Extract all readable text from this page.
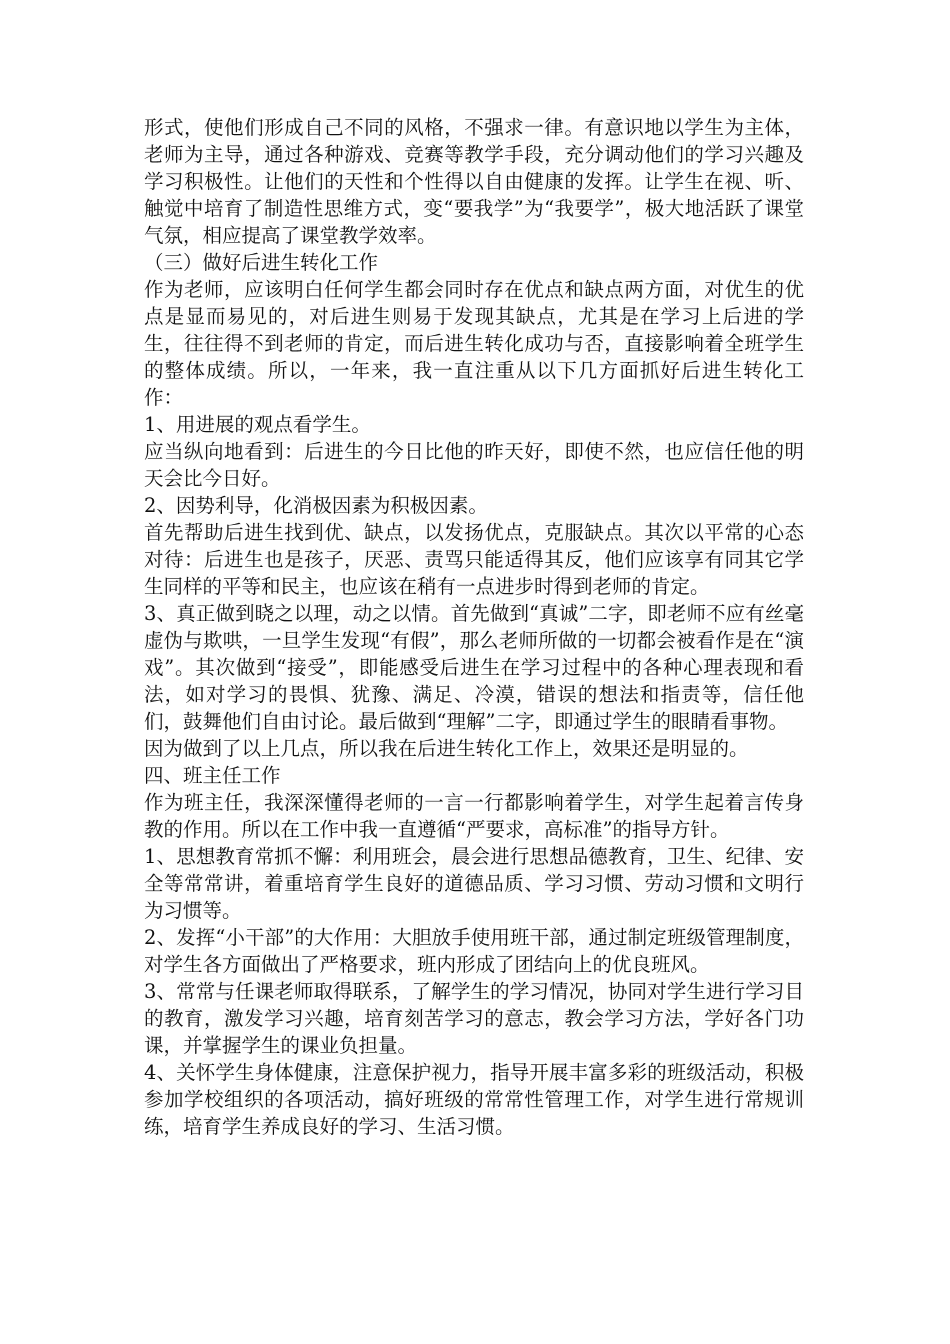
形式，使他们形成自己不同的风格，不强求一律。有意识地以学生为主体，老师为主导，通过各种游戏、竞赛等教学手段，充分调动他们的学习兴趣及学习积极性。让他们的天性和个性得以自由健康的发挥。让学生在视、听、触觉中培育了制造性思维方式，变“要我学”为“我要学”，极大地活跃了课堂气氛，相应提高了课堂教学效率。

（三）做好后进生转化工作

作为老师，应该明白任何学生都会同时存在优点和缺点两方面，对优生的优点是显而易见的，对后进生则易于发现其缺点，尤其是在学习上后进的学生，往往得不到老师的肯定，而后进生转化成功与否，直接影响着全班学生的整体成绩。所以，一年来，我一直注重从以下几方面抓好后进生转化工作：

1、用进展的观点看学生。

应当纵向地看到：后进生的今日比他的昨天好，即使不然，也应信任他的明天会比今日好。

2、因势利导，化消极因素为积极因素。

首先帮助后进生找到优、缺点，以发扬优点，克服缺点。其次以平常的心态对待：后进生也是孩子，厌恶、责骂只能适得其反，他们应该享有同其它学生同样的平等和民主，也应该在稍有一点进步时得到老师的肯定。

3、真正做到晓之以理，动之以情。首先做到“真诚”二字，即老师不应有丝毫虚伪与欺哄，一旦学生发现“有假”，那么老师所做的一切都会被看作是在“演戏”。其次做到“接受”，即能感受后进生在学习过程中的各种心理表现和看法，如对学习的畏惧、犹豫、满足、冷漠，错误的想法和指责等，信任他们，鼓舞他们自由讨论。最后做到“理解”二字，即通过学生的眼睛看事物。

因为做到了以上几点，所以我在后进生转化工作上，效果还是明显的。

四、班主任工作

作为班主任，我深深懂得老师的一言一行都影响着学生，对学生起着言传身教的作用。所以在工作中我一直遵循“严要求，高标准”的指导方针。

1、思想教育常抓不懈：利用班会，晨会进行思想品德教育，卫生、纪律、安全等常常讲，着重培育学生良好的道德品质、学习习惯、劳动习惯和文明行为习惯等。

2、发挥“小干部”的大作用：大胆放手使用班干部，通过制定班级管理制度，对学生各方面做出了严格要求，班内形成了团结向上的优良班风。

3、常常与任课老师取得联系，了解学生的学习情况，协同对学生进行学习目的教育，激发学习兴趣，培育刻苦学习的意志，教会学习方法，学好各门功课，并掌握学生的课业负担量。

4、关怀学生身体健康，注意保护视力，指导开展丰富多彩的班级活动，积极参加学校组织的各项活动，搞好班级的常常性管理工作，对学生进行常规训练，培育学生养成良好的学习、生活习惯。
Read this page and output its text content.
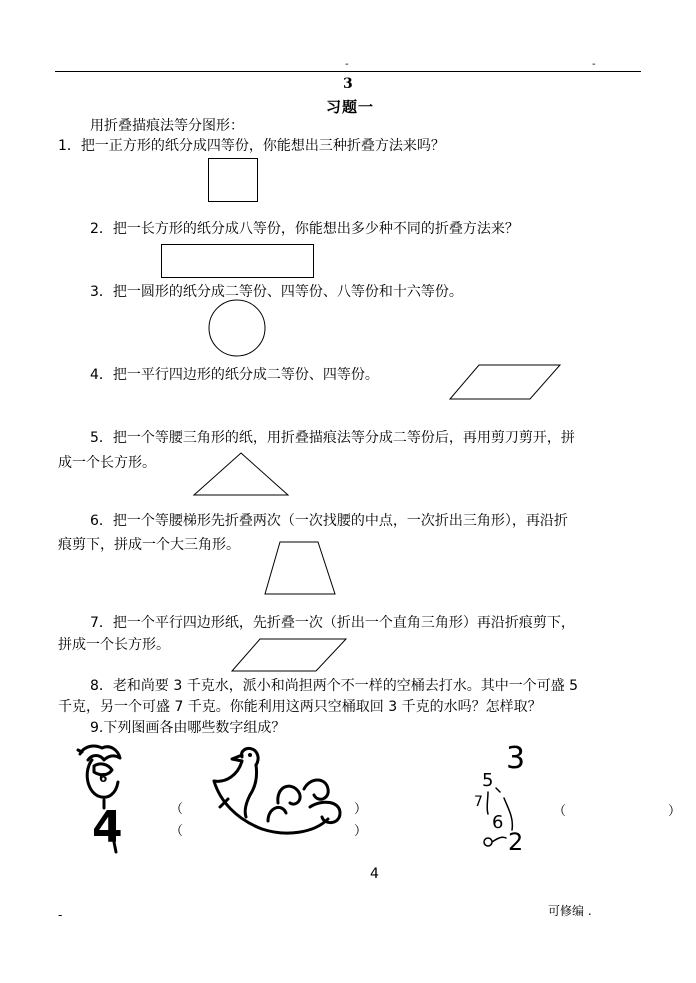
-	-
3
习题一
用折叠描痕法等分图形：
1．把一正方形的纸分成四等份，你能想出三种折叠方法来吗？
2．把一长方形的纸分成八等份，你能想出多少种不同的折叠方法来？
3．把一圆形的纸分成二等份、四等份、八等份和十六等份。
4．把一平行四边形的纸分成二等份、四等份。
5．把一个等腰三角形的纸，用折叠描痕法等分成二等份后，再用剪刀剪开，拼
成一个长方形。
6．把一个等腰梯形先折叠两次（一次找腰的中点，一次折出三角形），再沿折
痕剪下，拼成一个大三角形。
7．把一个平行四边形纸，先折叠一次（折出一个直角三角形）再沿折痕剪下，
拼成一个长方形。
8．老和尚要 3 千克水，派小和尚担两个不一样的空桶去打水。其中一个可盛 5
千克，另一个可盛 7 千克。你能利用这两只空桶取回 3 千克的水吗？怎样取？
9.下列图画各由哪些数字组成？
6
4
3
5
6
7
2
（	）
（	）
（	）
4
-	可修编 .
************
* **Work to be completed**: Isolate the lines above that contain the word "text" and copy them.

* **Result of this task**:
Extract all readable text from this page.
Read this page and output its text content.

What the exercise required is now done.